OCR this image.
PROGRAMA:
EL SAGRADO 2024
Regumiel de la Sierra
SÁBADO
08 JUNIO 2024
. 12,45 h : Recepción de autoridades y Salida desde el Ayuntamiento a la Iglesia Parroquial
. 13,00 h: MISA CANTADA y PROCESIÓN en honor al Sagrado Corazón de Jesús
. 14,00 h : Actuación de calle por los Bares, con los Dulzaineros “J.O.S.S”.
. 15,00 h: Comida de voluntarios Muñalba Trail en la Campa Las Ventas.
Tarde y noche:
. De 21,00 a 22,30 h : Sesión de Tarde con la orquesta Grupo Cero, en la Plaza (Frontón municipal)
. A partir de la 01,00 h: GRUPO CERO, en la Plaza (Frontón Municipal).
-.-.-
Written exercise: Write out the entries above word for word.

Completed task:
OCR this image.
PROGRAMA:
EL SAGRADO 2024
Regumiel de la Sierra
SÁBADO
08 JUNIO 2024
. 12,45 h : Recepción de autoridades y Salida desde el Ayuntamiento a la Iglesia Parroquial
. 13,00 h: MISA CANTADA y PROCESIÓN en honor al Sagrado Corazón de Jesús
. 14,00 h : Actuación de calle por los Bares, con los Dulzaineros “J.O.S.S”.
. 15,00 h: Comida de voluntarios Muñalba Trail en la Campa Las Ventas.
Tarde y noche:
. De 21,00 a 22,30 h : Sesión de Tarde con la orquesta Grupo Cero, en la Plaza (Frontón municipal)
. A partir de la 01,00 h: GRUPO CERO, en la Plaza (Frontón Municipal).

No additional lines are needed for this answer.